In the text on seep bubble plots below, why does seep 17 appear only in the plot of the last quarter?

──────── SOURCE EXTRACT ────────

Figures 4a–4d and 4h show the same raw data processed with different background settings and threshold levels. In all plots, the majority of the 17 detected seep sites can be easily seen; some seeps become visible more clearly at specific settings depending on their activity pattern.
 Seeps releasing short bubble bursts (<1 min) show up regardless of the background window width (>500) or the mode value defining the background (e.g., seeps 2, 3, 6 in Figure 4). Seeps with fewer but longer bubble release events need a larger window for background detection or the mode value to be identified. Setting the width of the filtering moving average window wider suppresses noise (compare Figures 4c and 4g) but also weakens very short bubble bursts in such a way that they are not recognized as bubble release events anymore (compare seeps 2 and 3 in Figures 4c and 4g). Dividing the integrated intensity of bubble detections in one trace (Figure 4g) by the number of bubble release events (Figure 4f) yields a relative intensity of a seep characterizing how ‘vigorously’ a seep is bubbling (Figure 4e).
 All swath plots in Figure 4 are based on the data of only the first half of the recorded time. In comparison, Figure 5 shows four swath plots, each of them displaying a quarter of the entire data set. Variations in strength (e.g., seep 6) and a shifting of the seep position toward the transducer with time (e.g., seeps 7, 10, 12, 13) or shifting between beams (seep 6) becomes visible. Seep 17 appears exclusively in the plot of the last quarter as it was only active for the last 46 min of the deployment.
3.2.2. Trace Plots
 The bubble release activity and the shifting of bubbles in the swath plane can be seen in more detail in trace plots, where a series of traces is plotted above each other. As an example, seep 6 is shown in Figure 6. Intensity differences within traces clearly show where and when bubbles crossed the swath plane. Owing to the strong backscattering of bubbles, backscattered signals are also detected by the side lobes of neighboring beams or outside the nominal ∼3 dB beam angle width and cause higher intensities within respective traces. Owing to the oversampling (1 ms pulse length, 128 ms sampling interval), similar patterns can be seen in 5 or more consecutive traces. The sinusoidal shift of the high intensities toward and away from the transducers (changing cell numbers) is caused by water currents that move the bubbles in the swath plane 3 m above the bottom horizontally from their origin at the seafloor. Points A and B (beam 7) in Figure 6 mark two centers of the bubbles 1.4 m apart at two different times. Assuming a rather fast bubble rising speed of 30 cm/s, bubbles need 10 s to rise 3 m into the swath plane. Currents of 14 cm/s are needed to shift the bubbles by 1.4 m, which is in good agreement with measured current velocities as shown in Figure 2. Thus water current changes are most likely the reason for the shift of the bubble position in the swath plane rather than different bubble releasing holes in the seafloor. Very similar shift patterns have been observed for other frequently active seeps such as 4 or 1, confirming this assumption (Figure 13 and Figure S1 in the auxiliary material).

──────── EXTRACTED INFORMATION ────────

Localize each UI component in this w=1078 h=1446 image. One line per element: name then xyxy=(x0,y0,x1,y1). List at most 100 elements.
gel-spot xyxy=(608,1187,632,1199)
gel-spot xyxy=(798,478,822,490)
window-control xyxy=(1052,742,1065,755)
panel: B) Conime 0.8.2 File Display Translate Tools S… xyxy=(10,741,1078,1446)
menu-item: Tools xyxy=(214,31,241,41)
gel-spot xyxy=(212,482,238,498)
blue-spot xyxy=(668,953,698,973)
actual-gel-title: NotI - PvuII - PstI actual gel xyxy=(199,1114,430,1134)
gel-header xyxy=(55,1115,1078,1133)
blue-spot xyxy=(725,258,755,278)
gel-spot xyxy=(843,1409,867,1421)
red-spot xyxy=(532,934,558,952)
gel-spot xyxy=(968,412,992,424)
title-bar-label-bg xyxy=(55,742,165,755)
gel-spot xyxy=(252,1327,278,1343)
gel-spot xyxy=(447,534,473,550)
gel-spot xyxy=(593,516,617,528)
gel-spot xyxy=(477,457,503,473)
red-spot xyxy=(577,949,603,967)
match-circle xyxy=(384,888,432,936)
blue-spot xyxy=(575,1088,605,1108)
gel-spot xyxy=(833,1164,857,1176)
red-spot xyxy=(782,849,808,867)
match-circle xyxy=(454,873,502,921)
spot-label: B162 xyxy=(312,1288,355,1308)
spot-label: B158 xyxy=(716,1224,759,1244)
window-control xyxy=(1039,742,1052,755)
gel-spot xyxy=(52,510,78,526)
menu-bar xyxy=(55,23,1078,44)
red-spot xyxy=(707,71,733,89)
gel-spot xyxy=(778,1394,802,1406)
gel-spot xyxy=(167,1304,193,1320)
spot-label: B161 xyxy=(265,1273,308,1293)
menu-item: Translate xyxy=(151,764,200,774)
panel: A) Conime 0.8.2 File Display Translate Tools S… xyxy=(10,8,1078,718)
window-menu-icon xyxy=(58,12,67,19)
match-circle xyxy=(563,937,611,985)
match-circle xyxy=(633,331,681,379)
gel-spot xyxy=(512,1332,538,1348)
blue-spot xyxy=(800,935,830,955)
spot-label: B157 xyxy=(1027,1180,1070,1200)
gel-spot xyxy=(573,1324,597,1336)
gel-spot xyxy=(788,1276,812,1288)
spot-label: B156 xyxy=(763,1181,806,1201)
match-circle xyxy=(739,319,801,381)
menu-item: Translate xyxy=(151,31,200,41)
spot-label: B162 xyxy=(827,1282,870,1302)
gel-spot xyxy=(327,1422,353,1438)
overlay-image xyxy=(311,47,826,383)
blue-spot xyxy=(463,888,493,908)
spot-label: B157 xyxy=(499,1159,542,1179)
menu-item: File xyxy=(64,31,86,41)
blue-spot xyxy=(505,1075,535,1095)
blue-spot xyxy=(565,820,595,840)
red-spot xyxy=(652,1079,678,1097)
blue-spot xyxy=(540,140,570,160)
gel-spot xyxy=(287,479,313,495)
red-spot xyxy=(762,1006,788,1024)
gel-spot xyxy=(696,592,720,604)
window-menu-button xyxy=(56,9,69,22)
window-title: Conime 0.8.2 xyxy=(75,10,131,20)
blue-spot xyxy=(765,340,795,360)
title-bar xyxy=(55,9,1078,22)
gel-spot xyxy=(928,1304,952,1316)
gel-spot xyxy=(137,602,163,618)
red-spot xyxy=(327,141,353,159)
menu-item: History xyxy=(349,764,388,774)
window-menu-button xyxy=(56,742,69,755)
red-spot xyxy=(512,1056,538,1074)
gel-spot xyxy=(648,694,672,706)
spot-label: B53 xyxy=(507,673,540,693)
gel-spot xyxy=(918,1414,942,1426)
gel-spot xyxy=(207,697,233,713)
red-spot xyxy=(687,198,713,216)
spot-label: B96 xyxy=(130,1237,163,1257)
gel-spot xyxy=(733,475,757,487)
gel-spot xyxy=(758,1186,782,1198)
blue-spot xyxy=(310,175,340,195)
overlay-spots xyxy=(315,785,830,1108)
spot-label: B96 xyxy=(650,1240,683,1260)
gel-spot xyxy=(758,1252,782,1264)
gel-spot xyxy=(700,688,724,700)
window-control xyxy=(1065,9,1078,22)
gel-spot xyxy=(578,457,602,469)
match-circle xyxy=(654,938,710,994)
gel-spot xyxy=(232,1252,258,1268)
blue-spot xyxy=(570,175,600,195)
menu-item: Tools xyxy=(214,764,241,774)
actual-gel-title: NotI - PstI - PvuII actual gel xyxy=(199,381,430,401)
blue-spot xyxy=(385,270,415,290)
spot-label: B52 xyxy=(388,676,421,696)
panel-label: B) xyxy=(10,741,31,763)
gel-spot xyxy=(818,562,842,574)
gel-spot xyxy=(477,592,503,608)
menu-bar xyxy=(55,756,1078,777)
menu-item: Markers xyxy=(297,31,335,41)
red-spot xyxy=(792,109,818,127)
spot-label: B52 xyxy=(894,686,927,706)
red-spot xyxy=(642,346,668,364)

────────

• EXPECTED OUTPUT:
Seep 17 was active only for the last 46 minutes of the deployment.